**SUPPLIED RECORDS**
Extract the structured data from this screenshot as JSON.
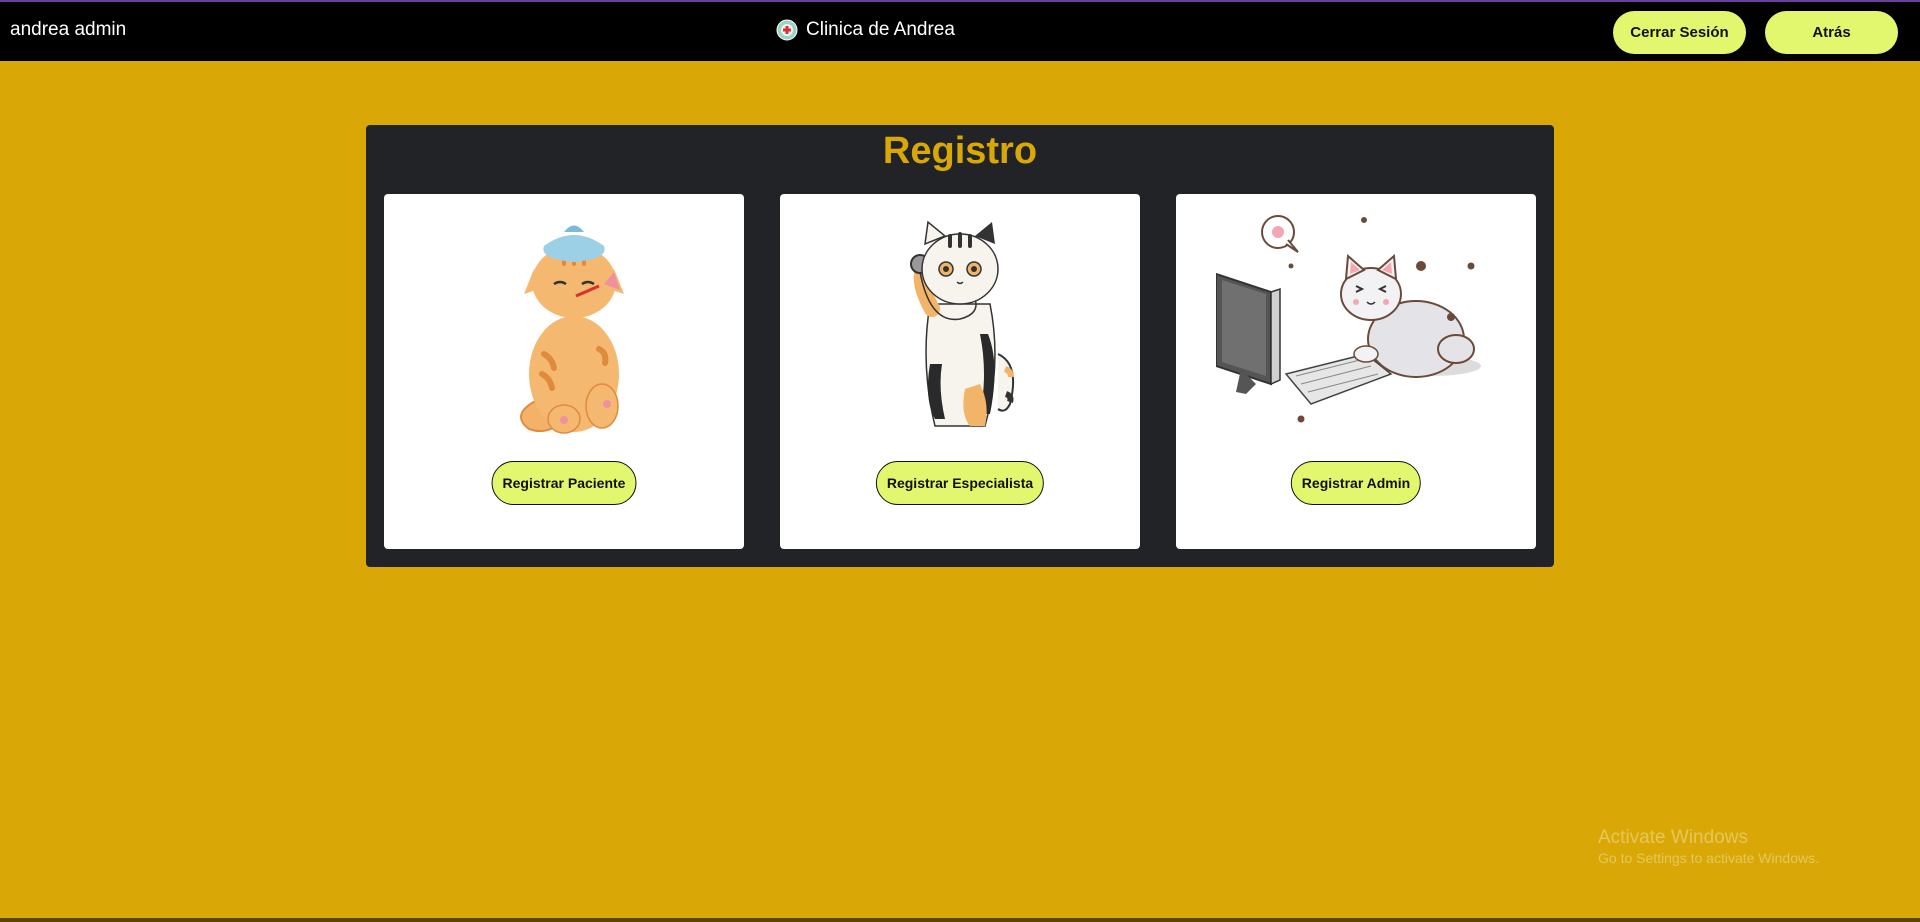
{
  "navbar": {
    "user_name": "andrea admin",
    "brand_name": "Clinica de Andrea",
    "logout_label": "Cerrar Sesión",
    "back_label": "Atrás"
  },
  "page": {
    "title": "Registro",
    "cards": [
      {
        "button_label": "Registrar Paciente",
        "illustration": "sick-cat-illustration"
      },
      {
        "button_label": "Registrar Especialista",
        "illustration": "doctor-cat-illustration"
      },
      {
        "button_label": "Registrar Admin",
        "illustration": "computer-cat-illustration"
      }
    ]
  },
  "os_watermark": {
    "title": "Activate Windows",
    "subtitle": "Go to Settings to activate Windows."
  },
  "colors": {
    "background": "#d9a806",
    "navbar": "#000000",
    "panel": "#212327",
    "accent_button": "#e2f76d",
    "title": "#d9a806"
  }
}
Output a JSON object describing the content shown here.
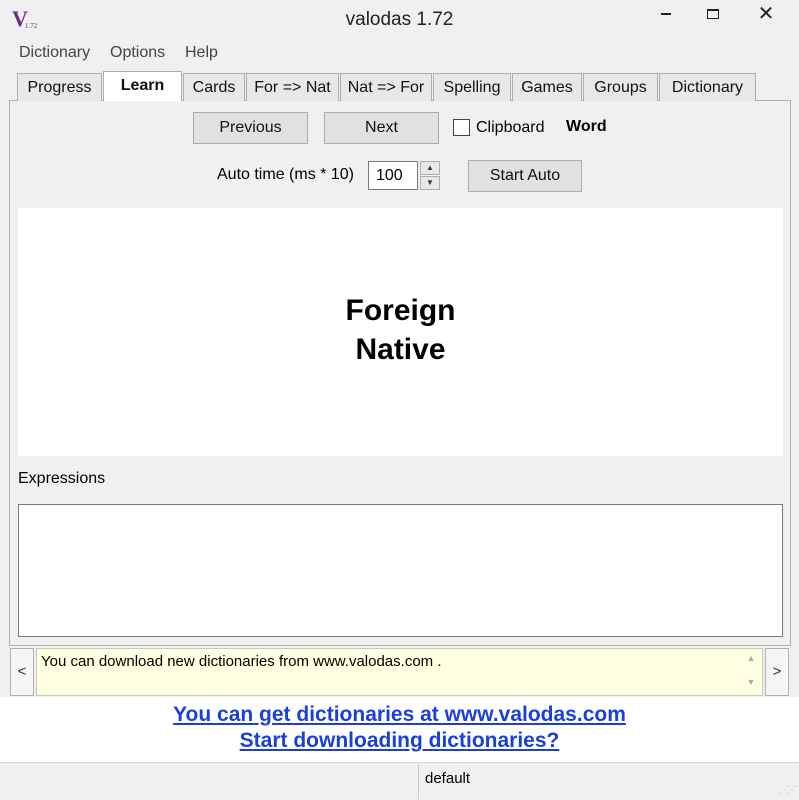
{
  "window": {
    "title": "valodas 1.72",
    "icon_letter": "V",
    "icon_sub": "1.72"
  },
  "menu": [
    "Dictionary",
    "Options",
    "Help"
  ],
  "tabs": [
    {
      "label": "Progress",
      "active": false
    },
    {
      "label": "Learn",
      "active": true
    },
    {
      "label": "Cards",
      "active": false
    },
    {
      "label": "For => Nat",
      "active": false
    },
    {
      "label": "Nat => For",
      "active": false
    },
    {
      "label": "Spelling",
      "active": false
    },
    {
      "label": "Games",
      "active": false
    },
    {
      "label": "Groups",
      "active": false
    },
    {
      "label": "Dictionary",
      "active": false
    }
  ],
  "learn": {
    "previous_label": "Previous",
    "next_label": "Next",
    "clipboard_label": "Clipboard",
    "clipboard_checked": false,
    "word_label": "Word",
    "auto_time_label": "Auto time (ms * 10)",
    "auto_time_value": "100",
    "start_auto_label": "Start Auto",
    "foreign": "Foreign",
    "native": "Native",
    "expressions_label": "Expressions"
  },
  "info": {
    "message": "You can download new dictionaries from www.valodas.com .",
    "prev_symbol": "<",
    "next_symbol": ">"
  },
  "links": {
    "get_dictionaries": "You can get dictionaries at www.valodas.com",
    "start_downloading": "Start downloading dictionaries?"
  },
  "status": {
    "profile": "default"
  }
}
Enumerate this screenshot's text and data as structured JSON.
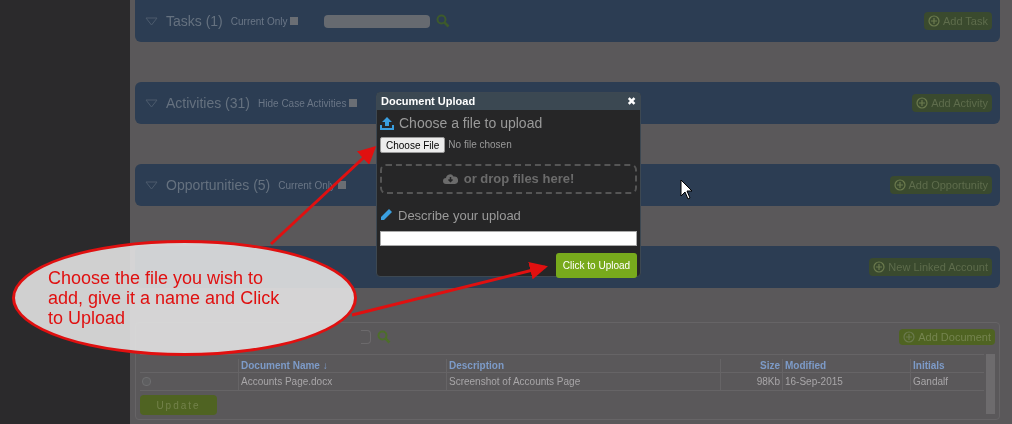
{
  "sections": [
    {
      "title": "Tasks (1)",
      "filter_label": "Current Only",
      "filter_checked": false,
      "search": true,
      "button": "Add Task"
    },
    {
      "title": "Activities (31)",
      "filter_label": "Hide Case Activities",
      "filter_checked": false,
      "search": false,
      "button": "Add Activity"
    },
    {
      "title": "Opportunities (5)",
      "filter_label": "Current Only",
      "filter_checked": false,
      "search": false,
      "button": "Add Opportunity"
    },
    {
      "search": false,
      "button": "New Linked Account"
    }
  ],
  "documents": {
    "button": "Add Document",
    "columns": [
      {
        "label": "Document Name ↓",
        "kind": "text"
      },
      {
        "label": "Description",
        "kind": "text"
      },
      {
        "label": "Size",
        "kind": "number"
      },
      {
        "label": "Modified",
        "kind": "text"
      },
      {
        "label": "Initials",
        "kind": "text"
      }
    ],
    "rows": [
      {
        "checked": false,
        "cells": [
          "Accounts Page.docx",
          "Screenshot of Accounts Page",
          "98Kb",
          "16-Sep-2015",
          "Gandalf"
        ]
      }
    ],
    "update_button": "Update"
  },
  "dialog": {
    "title": "Document Upload",
    "close": "✖",
    "choose_label": "Choose a file to upload",
    "file_button": "Choose File",
    "file_status": "No file chosen",
    "drop_text": "or drop files here!",
    "describe_label": "Describe your upload",
    "submit": "Click to Upload"
  },
  "callout": {
    "text": "Choose the file you wish to add, give it a name and Click to Upload"
  }
}
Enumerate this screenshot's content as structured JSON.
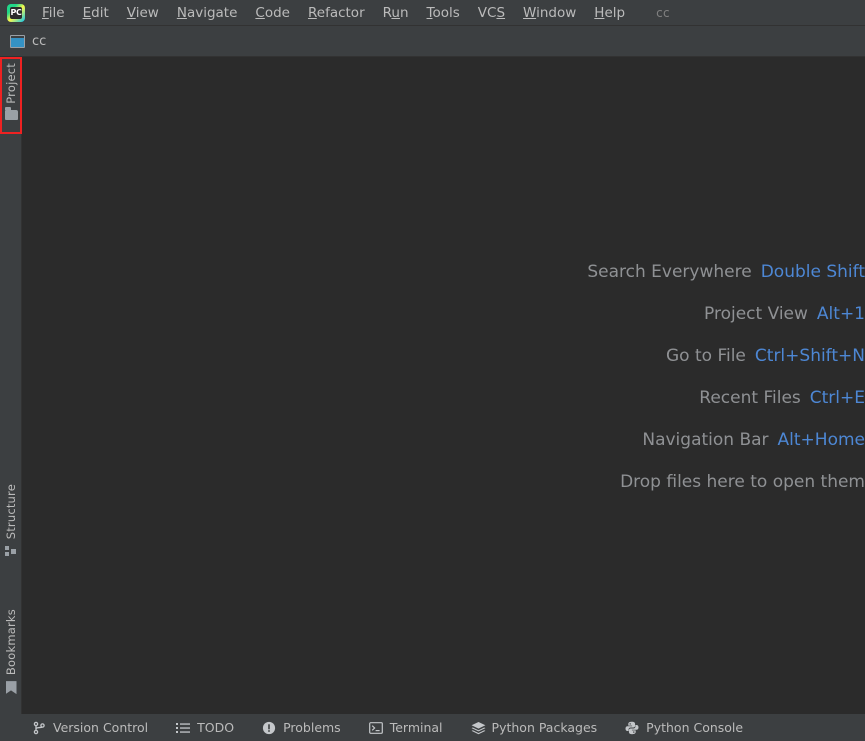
{
  "window": {
    "app_icon": "pycharm-logo-icon",
    "app_initials": "PC",
    "project_name": "cc"
  },
  "menubar": {
    "items": [
      {
        "label": "File",
        "mnemonic": "F"
      },
      {
        "label": "Edit",
        "mnemonic": "E"
      },
      {
        "label": "View",
        "mnemonic": "V"
      },
      {
        "label": "Navigate",
        "mnemonic": "N"
      },
      {
        "label": "Code",
        "mnemonic": "C"
      },
      {
        "label": "Refactor",
        "mnemonic": "R"
      },
      {
        "label": "Run",
        "mnemonic": "u"
      },
      {
        "label": "Tools",
        "mnemonic": "T"
      },
      {
        "label": "VCS",
        "mnemonic": "S"
      },
      {
        "label": "Window",
        "mnemonic": "W"
      },
      {
        "label": "Help",
        "mnemonic": "H"
      }
    ],
    "project_label": "cc"
  },
  "navbar": {
    "crumb_label": "cc",
    "crumb_icon": "project-module-icon"
  },
  "left_stripe": {
    "top_buttons": [
      {
        "label": "Project",
        "icon": "folder-icon",
        "highlighted": true
      }
    ],
    "bottom_buttons": [
      {
        "label": "Structure",
        "icon": "structure-icon"
      },
      {
        "label": "Bookmarks",
        "icon": "bookmark-icon"
      }
    ],
    "highlight_color": "#ee2222"
  },
  "editor": {
    "hints": [
      {
        "label": "Search Everywhere",
        "key": "Double Shift"
      },
      {
        "label": "Project View",
        "key": "Alt+1"
      },
      {
        "label": "Go to File",
        "key": "Ctrl+Shift+N"
      },
      {
        "label": "Recent Files",
        "key": "Ctrl+E"
      },
      {
        "label": "Navigation Bar",
        "key": "Alt+Home"
      },
      {
        "label": "Drop files here to open them",
        "key": ""
      }
    ]
  },
  "statusbar": {
    "items": [
      {
        "label": "Version Control",
        "icon": "branch-icon"
      },
      {
        "label": "TODO",
        "icon": "list-icon"
      },
      {
        "label": "Problems",
        "icon": "exclamation-circle-icon"
      },
      {
        "label": "Terminal",
        "icon": "terminal-icon"
      },
      {
        "label": "Python Packages",
        "icon": "layers-icon"
      },
      {
        "label": "Python Console",
        "icon": "python-icon"
      }
    ]
  },
  "colors": {
    "editor_bg": "#2b2b2b",
    "chrome_bg": "#3c3f41",
    "text": "#bbbbbb",
    "hint_label": "#8f9194",
    "hint_key": "#4d87d4",
    "accent_red": "#ee2222"
  }
}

**SHORT TASK**
Pick out each line above that includes "Activities" and show it.

**FINISHED TASK**
      "title": "Activities (31)",
      "filter_label": "Hide Case Activities",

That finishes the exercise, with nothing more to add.